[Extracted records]
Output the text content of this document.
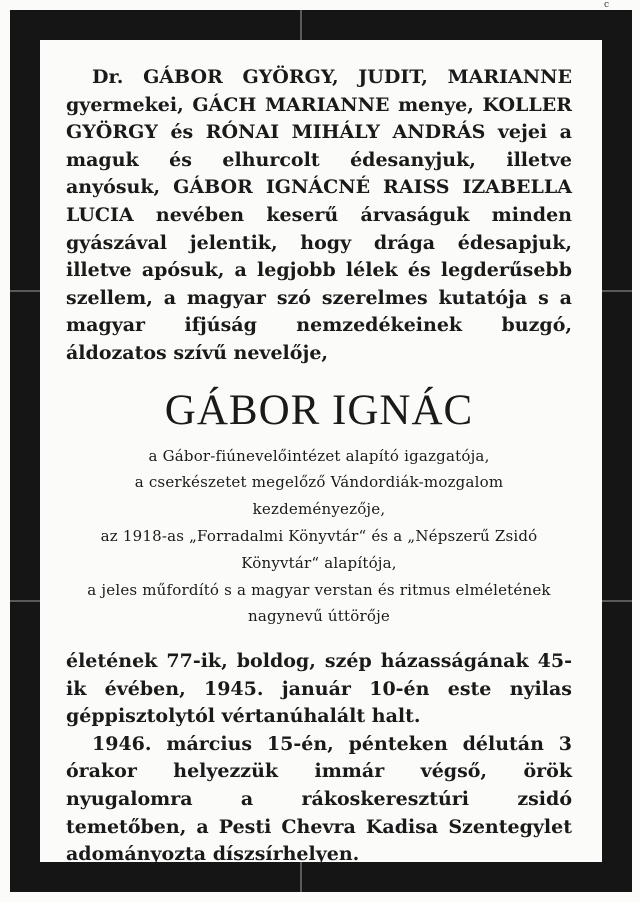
c

Dr. GÁBOR GYÖRGY, JUDIT, MARIANNE gyermekei, GÁCH MARIANNE menye, KOLLER GYÖRGY és RÓNAI MIHÁLY ANDRÁS vejei a maguk és elhurcolt édesanyjuk, illetve anyósuk, GÁBOR IGNÁCNÉ RAISS IZABELLA LUCIA nevében keserű árvaságuk minden gyászával jelentik, hogy drága édesapjuk, illetve apósuk, a legjobb lélek és legderűsebb szellem, a magyar szó szerelmes kutatója s a magyar ifjúság nemzedékeinek buzgó, áldozatos szívű nevelője,

GÁBOR IGNÁC
a Gábor-fiúnevelőintézet alapító igazgatója,
a cserkészetet megelőző Vándordiák-mozgalom kezdeményezője,
az 1918-as „Forradalmi Könyvtár“ és a „Népszerű Zsidó Könyvtár“ alapítója,
a jeles műfordító s a magyar verstan és ritmus elméletének nagynevű úttörője

életének 77-ik, boldog, szép házasságának 45-ik évében, 1945. január 10-én este nyilas géppisztolytól vértanúhalált halt.

1946. március 15-én, pénteken délután 3 órakor helyezzük immár végső, örök nyugalomra a rákoskeresztúri zsidó temetőben, a Pesti Chevra Kadisa Szentegylet adományozta díszsírhelyen.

> **TASK INSTRUCTIONS**
Every record above should come back exactly, but without its pictures.

> **SOLUTION**
Output the text content of this document.
c

Dr. GÁBOR GYÖRGY, JUDIT, MARIANNE gyermekei, GÁCH MARIANNE menye, KOLLER GYÖRGY és RÓNAI MIHÁLY ANDRÁS vejei a maguk és elhurcolt édesanyjuk, illetve anyósuk, GÁBOR IGNÁCNÉ RAISS IZABELLA LUCIA nevében keserű árvaságuk minden gyászával jelentik, hogy drága édesapjuk, illetve apósuk, a legjobb lélek és legderűsebb szellem, a magyar szó szerelmes kutatója s a magyar ifjúság nemzedékeinek buzgó, áldozatos szívű nevelője,

GÁBOR IGNÁC
a Gábor-fiúnevelőintézet alapító igazgatója,
a cserkészetet megelőző Vándordiák-mozgalom kezdeményezője,
az 1918-as „Forradalmi Könyvtár“ és a „Népszerű Zsidó Könyvtár“ alapítója,
a jeles műfordító s a magyar verstan és ritmus elméletének nagynevű úttörője

életének 77-ik, boldog, szép házasságának 45-ik évében, 1945. január 10-én este nyilas géppisztolytól vértanúhalált halt.

1946. március 15-én, pénteken délután 3 órakor helyezzük immár végső, örök nyugalomra a rákoskeresztúri zsidó temetőben, a Pesti Chevra Kadisa Szentegylet adományozta díszsírhelyen.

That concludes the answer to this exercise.